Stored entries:
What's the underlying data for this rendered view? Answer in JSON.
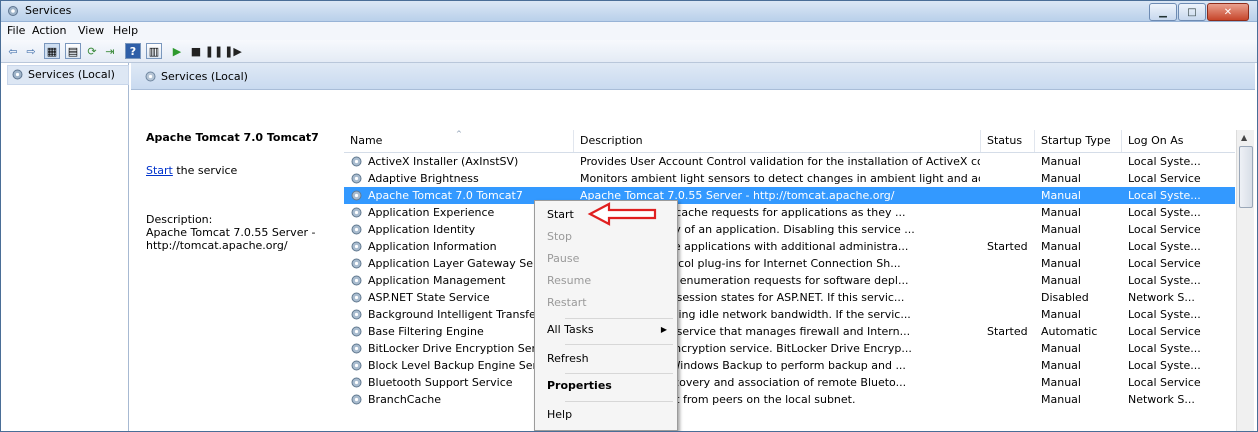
{
  "window": {
    "title": "Services",
    "icon": "gear-icon"
  },
  "menubar": {
    "items": [
      "File",
      "Action",
      "View",
      "Help"
    ]
  },
  "tree": {
    "item": "Services (Local)"
  },
  "main_header": {
    "title": "Services (Local)"
  },
  "details": {
    "name": "Apache Tomcat 7.0 Tomcat7",
    "start_link": "Start",
    "start_suffix": " the service",
    "description_label": "Description:",
    "description_line1": "Apache Tomcat 7.0.55 Server -",
    "description_line2": "http://tomcat.apache.org/"
  },
  "columns": [
    "Name",
    "Description",
    "Status",
    "Startup Type",
    "Log On As"
  ],
  "rows": [
    [
      "ActiveX Installer (AxInstSV)",
      "Provides User Account Control validation for the installation of ActiveX con...",
      "",
      "Manual",
      "Local Syste..."
    ],
    [
      "Adaptive Brightness",
      "Monitors ambient light sensors to detect changes in ambient light and adju...",
      "",
      "Manual",
      "Local Service"
    ],
    [
      "Apache Tomcat 7.0 Tomcat7",
      "Apache Tomcat 7.0.55 Server - http://tomcat.apache.org/",
      "",
      "Manual",
      "Local Syste..."
    ],
    [
      "Application Experience",
      "ion compatibility cache requests for applications as they ...",
      "",
      "Manual",
      "Local Syste..."
    ],
    [
      "Application Identity",
      "erifies the identity of an application. Disabling this service ...",
      "",
      "Manual",
      "Local Service"
    ],
    [
      "Application Information",
      "ning of interactive applications with additional administra...",
      "Started",
      "Manual",
      "Local Syste..."
    ],
    [
      "Application Layer Gateway Servi",
      "or 3rd party protocol plug-ins for Internet Connection Sh...",
      "",
      "Manual",
      "Local Service"
    ],
    [
      "Application Management",
      "ion, removal, and enumeration requests for software depl...",
      "",
      "Manual",
      "Local Syste..."
    ],
    [
      "ASP.NET State Service",
      "or out-of-process session states for ASP.NET. If this servic...",
      "",
      "Disabled",
      "Network S..."
    ],
    [
      "Background Intelligent Transfer",
      "he background using idle network bandwidth. If the servic...",
      "",
      "Manual",
      "Local Syste..."
    ],
    [
      "Base Filtering Engine",
      "Engine (BFE) is a service that manages firewall and Intern...",
      "Started",
      "Automatic",
      "Local Service"
    ],
    [
      "BitLocker Drive Encryption Servi",
      "BitLocker Drive Encryption service. BitLocker Drive Encryp...",
      "",
      "Manual",
      "Local Syste..."
    ],
    [
      "Block Level Backup Engine Servi",
      "rvice is used by Windows Backup to perform backup and ...",
      "",
      "Manual",
      "Local Syste..."
    ],
    [
      "Bluetooth Support Service",
      "vice supports discovery and association of remote Blueto...",
      "",
      "Manual",
      "Local Service"
    ],
    [
      "BranchCache",
      "s network content from peers on the local subnet.",
      "",
      "Manual",
      "Network S..."
    ]
  ],
  "selected_row": 2,
  "context_menu": {
    "start": "Start",
    "stop": "Stop",
    "pause": "Pause",
    "resume": "Resume",
    "restart": "Restart",
    "all_tasks": "All Tasks",
    "refresh": "Refresh",
    "properties": "Properties",
    "help": "Help"
  },
  "colors": {
    "selection": "#3399ff",
    "annotation_arrow": "#e02020"
  }
}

→ EXERCISE INSTRUCTIONS: Locate the word "applications" in the records above, and return each line that has it.

→ TASK SOLUTION:
      "ion compatibility cache requests for applications as they ...",
      "ning of interactive applications with additional administra...",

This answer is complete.